● Stated goal
Find every line with the word "Trade". Copy those lines.

Figure collection entries:

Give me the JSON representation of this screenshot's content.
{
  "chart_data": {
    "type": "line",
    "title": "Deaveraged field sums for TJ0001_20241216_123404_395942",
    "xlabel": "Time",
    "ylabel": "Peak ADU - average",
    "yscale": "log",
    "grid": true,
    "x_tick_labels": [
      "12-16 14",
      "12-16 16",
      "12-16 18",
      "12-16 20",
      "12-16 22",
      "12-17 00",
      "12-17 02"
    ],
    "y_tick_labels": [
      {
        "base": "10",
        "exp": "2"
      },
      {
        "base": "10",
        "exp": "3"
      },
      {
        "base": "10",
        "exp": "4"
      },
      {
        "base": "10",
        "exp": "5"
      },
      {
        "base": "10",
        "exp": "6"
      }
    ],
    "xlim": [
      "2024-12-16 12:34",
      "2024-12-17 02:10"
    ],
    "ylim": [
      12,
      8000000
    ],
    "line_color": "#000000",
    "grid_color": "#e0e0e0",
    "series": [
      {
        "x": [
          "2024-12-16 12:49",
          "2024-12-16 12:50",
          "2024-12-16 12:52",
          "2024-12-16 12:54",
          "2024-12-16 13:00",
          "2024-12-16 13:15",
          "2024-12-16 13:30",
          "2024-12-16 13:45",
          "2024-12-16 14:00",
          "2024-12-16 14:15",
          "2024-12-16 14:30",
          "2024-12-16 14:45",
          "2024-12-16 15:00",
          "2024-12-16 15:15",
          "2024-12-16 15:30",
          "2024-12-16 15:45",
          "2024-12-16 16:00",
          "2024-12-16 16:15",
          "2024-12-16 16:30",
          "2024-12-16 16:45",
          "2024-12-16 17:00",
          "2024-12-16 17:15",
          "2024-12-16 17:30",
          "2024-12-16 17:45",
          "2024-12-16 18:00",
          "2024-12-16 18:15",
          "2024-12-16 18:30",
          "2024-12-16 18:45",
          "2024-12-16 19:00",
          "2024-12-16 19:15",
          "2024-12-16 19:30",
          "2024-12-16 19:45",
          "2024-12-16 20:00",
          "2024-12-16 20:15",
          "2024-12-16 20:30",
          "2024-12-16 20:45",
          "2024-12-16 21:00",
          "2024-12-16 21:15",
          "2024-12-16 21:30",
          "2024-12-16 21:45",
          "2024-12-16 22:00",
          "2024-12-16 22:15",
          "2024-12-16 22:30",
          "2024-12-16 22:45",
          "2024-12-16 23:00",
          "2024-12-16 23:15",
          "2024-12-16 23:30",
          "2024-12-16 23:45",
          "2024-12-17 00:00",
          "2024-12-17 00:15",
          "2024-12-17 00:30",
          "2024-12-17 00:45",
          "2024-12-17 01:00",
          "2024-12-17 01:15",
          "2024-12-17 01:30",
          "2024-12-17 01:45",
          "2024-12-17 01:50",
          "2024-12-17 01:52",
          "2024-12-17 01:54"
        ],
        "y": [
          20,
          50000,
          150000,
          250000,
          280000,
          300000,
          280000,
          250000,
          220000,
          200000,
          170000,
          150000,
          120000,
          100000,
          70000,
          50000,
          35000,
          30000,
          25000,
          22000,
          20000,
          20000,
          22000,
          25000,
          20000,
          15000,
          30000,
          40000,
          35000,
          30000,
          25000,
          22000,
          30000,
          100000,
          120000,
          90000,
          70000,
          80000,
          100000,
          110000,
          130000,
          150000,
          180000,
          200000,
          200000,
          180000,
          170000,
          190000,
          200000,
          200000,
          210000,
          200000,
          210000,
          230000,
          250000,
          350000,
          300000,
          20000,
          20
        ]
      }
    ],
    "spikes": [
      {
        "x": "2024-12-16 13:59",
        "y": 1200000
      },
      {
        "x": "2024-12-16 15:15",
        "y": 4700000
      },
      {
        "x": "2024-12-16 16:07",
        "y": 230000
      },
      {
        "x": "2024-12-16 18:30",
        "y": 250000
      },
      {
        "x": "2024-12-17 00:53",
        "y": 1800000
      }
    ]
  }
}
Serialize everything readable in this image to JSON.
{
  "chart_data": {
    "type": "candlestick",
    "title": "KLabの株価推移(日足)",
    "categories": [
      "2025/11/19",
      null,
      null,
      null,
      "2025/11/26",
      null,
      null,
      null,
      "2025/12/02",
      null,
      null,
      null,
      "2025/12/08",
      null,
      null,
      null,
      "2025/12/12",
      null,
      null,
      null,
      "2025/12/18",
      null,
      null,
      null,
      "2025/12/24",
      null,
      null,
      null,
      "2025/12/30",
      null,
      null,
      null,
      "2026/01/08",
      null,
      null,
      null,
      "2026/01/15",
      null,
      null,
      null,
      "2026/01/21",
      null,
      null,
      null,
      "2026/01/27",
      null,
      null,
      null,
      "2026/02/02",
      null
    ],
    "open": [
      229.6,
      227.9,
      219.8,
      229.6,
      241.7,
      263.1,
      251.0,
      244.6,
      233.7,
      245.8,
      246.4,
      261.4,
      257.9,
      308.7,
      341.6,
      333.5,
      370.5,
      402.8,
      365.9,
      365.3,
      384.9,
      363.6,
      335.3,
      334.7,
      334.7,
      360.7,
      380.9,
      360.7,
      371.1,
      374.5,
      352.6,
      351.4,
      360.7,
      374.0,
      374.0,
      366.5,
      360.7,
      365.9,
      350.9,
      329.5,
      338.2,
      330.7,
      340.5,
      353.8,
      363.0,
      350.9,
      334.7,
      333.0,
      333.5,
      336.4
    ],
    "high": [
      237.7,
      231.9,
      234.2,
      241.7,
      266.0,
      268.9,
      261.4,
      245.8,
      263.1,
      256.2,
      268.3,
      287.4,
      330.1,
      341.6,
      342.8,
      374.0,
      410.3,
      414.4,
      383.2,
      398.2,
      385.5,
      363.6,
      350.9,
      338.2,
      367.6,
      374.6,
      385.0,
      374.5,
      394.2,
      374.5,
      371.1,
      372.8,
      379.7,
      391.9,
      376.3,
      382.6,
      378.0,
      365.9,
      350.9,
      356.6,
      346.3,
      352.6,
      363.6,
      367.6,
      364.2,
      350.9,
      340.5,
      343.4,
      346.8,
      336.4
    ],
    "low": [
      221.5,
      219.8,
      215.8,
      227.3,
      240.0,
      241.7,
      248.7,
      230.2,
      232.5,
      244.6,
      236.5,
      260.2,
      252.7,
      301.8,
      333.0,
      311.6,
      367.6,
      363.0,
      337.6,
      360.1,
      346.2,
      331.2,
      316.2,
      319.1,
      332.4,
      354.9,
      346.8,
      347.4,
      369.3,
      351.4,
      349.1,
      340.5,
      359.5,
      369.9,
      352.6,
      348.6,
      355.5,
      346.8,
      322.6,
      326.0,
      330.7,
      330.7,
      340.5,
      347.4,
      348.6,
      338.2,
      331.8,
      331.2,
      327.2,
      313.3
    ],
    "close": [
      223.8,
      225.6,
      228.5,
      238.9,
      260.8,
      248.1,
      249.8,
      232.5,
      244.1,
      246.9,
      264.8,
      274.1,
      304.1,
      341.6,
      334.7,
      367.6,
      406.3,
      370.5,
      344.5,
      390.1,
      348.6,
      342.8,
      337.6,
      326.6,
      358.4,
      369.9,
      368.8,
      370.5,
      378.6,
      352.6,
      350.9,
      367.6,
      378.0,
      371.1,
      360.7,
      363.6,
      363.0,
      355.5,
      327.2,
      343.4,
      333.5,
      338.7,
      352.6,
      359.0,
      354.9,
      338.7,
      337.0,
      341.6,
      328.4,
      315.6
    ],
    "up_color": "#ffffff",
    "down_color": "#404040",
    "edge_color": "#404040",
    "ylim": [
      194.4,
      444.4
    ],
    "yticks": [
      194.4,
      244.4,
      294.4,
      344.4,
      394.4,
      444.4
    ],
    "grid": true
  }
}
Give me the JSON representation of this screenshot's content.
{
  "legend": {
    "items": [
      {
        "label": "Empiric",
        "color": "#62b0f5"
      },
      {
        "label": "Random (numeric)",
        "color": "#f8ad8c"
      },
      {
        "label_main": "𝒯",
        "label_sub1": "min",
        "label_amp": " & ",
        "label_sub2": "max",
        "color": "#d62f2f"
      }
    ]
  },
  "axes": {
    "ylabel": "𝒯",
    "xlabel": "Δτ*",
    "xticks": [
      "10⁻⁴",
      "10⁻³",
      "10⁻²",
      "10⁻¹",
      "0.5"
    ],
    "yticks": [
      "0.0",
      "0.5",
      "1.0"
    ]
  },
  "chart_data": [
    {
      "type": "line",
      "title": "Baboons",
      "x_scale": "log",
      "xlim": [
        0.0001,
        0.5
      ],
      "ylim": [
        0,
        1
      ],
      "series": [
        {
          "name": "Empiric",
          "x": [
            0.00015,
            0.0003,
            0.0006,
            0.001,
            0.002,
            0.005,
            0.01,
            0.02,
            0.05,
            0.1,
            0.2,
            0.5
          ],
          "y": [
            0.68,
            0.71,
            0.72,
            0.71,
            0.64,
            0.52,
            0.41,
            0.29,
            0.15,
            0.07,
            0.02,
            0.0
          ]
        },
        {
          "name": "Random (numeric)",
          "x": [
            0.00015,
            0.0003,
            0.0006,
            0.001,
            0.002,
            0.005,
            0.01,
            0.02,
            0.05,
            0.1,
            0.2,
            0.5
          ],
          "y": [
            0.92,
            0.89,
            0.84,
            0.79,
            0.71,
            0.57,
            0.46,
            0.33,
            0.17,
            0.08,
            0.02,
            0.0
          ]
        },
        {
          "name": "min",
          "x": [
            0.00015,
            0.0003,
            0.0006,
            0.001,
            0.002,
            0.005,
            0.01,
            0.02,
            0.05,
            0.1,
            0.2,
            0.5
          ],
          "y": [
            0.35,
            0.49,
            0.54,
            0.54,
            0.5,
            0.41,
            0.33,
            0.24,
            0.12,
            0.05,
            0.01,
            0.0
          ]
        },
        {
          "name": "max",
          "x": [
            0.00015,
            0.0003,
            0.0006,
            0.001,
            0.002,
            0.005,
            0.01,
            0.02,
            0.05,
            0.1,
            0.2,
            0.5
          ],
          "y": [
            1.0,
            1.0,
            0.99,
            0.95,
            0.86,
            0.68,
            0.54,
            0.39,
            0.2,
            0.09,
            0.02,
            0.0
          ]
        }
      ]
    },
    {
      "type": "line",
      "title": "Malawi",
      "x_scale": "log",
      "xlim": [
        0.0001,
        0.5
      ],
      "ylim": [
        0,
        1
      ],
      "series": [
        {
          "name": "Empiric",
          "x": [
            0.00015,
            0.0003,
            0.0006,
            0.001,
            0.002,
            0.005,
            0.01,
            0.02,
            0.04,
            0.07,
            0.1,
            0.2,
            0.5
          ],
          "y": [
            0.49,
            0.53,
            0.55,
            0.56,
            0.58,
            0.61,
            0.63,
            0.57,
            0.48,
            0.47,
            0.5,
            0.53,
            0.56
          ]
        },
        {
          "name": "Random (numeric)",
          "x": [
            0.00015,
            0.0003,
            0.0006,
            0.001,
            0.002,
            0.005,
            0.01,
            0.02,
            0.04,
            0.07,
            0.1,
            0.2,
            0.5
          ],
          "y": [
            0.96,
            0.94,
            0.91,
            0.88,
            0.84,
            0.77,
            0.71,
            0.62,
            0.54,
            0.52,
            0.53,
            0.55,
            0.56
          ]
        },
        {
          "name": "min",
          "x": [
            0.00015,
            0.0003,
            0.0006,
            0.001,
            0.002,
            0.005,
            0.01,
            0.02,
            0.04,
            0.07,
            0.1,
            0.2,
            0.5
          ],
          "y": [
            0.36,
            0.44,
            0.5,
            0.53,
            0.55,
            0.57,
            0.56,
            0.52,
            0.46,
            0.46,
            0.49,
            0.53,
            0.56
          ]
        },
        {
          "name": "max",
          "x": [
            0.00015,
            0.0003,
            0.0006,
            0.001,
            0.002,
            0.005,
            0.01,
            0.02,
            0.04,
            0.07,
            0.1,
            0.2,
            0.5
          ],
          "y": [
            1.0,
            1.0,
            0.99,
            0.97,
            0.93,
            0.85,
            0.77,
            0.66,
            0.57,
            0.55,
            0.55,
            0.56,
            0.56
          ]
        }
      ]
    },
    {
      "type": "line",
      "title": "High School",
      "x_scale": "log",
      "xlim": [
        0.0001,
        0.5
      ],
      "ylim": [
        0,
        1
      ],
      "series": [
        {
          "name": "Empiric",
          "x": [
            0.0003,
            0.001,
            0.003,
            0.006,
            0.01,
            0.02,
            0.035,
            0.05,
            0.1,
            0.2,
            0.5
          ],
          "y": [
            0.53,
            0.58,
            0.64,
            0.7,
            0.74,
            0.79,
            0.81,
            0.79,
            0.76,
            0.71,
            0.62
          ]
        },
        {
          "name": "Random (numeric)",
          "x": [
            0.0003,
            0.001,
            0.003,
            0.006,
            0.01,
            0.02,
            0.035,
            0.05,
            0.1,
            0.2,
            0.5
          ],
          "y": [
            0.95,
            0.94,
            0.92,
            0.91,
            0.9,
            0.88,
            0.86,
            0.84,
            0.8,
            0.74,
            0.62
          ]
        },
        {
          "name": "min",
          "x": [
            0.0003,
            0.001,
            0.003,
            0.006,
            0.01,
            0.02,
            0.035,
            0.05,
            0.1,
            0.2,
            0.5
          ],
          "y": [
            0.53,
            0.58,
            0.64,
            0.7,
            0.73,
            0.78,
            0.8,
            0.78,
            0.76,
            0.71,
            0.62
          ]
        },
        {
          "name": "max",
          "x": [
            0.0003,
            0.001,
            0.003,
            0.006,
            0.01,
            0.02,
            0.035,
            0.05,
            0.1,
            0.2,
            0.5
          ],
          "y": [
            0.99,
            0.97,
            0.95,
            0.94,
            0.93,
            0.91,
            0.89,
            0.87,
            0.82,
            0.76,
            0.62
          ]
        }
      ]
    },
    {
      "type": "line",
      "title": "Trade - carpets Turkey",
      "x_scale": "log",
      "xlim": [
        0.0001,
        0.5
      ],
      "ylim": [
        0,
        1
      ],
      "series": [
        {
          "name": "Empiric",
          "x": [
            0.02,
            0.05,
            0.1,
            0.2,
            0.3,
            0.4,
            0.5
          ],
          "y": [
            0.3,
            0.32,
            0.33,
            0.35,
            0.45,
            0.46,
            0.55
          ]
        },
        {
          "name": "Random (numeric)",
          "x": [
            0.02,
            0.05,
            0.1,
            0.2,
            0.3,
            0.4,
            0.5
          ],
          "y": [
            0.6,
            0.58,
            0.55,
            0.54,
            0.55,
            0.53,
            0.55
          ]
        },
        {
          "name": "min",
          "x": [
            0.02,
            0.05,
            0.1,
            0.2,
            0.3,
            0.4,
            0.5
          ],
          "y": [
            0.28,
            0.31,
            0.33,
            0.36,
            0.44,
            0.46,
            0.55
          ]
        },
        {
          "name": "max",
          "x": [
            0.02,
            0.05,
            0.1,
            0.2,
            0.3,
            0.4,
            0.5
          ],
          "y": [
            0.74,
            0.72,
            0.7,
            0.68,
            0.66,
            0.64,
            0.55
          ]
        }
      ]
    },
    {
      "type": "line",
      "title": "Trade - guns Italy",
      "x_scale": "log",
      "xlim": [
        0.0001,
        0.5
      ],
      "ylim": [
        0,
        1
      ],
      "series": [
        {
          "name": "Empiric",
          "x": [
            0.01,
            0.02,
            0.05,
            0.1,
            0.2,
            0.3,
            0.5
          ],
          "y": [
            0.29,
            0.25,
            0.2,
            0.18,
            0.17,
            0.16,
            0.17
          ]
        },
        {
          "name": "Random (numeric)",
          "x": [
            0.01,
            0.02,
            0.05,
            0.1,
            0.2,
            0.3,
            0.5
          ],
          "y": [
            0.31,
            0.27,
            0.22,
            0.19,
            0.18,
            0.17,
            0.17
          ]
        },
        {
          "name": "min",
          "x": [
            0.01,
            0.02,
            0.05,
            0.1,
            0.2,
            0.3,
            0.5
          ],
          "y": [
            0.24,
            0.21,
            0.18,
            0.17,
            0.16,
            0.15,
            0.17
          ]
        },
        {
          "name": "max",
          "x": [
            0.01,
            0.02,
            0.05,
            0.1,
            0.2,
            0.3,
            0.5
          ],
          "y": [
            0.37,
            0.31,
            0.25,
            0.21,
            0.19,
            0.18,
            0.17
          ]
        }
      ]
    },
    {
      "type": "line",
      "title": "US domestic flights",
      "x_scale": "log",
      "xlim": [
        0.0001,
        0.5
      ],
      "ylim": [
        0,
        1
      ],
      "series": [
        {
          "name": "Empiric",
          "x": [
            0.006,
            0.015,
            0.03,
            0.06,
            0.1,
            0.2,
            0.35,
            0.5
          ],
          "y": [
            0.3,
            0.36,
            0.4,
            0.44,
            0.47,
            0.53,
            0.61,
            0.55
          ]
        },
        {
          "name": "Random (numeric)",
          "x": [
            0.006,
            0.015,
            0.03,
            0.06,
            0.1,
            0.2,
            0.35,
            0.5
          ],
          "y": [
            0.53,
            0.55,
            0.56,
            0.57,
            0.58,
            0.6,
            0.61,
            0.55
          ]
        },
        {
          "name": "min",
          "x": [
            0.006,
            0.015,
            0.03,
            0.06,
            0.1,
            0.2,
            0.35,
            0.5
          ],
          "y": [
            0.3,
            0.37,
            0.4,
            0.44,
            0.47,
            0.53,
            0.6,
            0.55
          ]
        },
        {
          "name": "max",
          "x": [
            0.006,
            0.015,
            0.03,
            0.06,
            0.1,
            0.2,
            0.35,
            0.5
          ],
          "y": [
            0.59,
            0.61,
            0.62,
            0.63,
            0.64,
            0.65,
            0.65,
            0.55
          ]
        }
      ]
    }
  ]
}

● Answer for the task
      "title": "Trade - carpets Turkey",
      "title": "Trade - guns Italy",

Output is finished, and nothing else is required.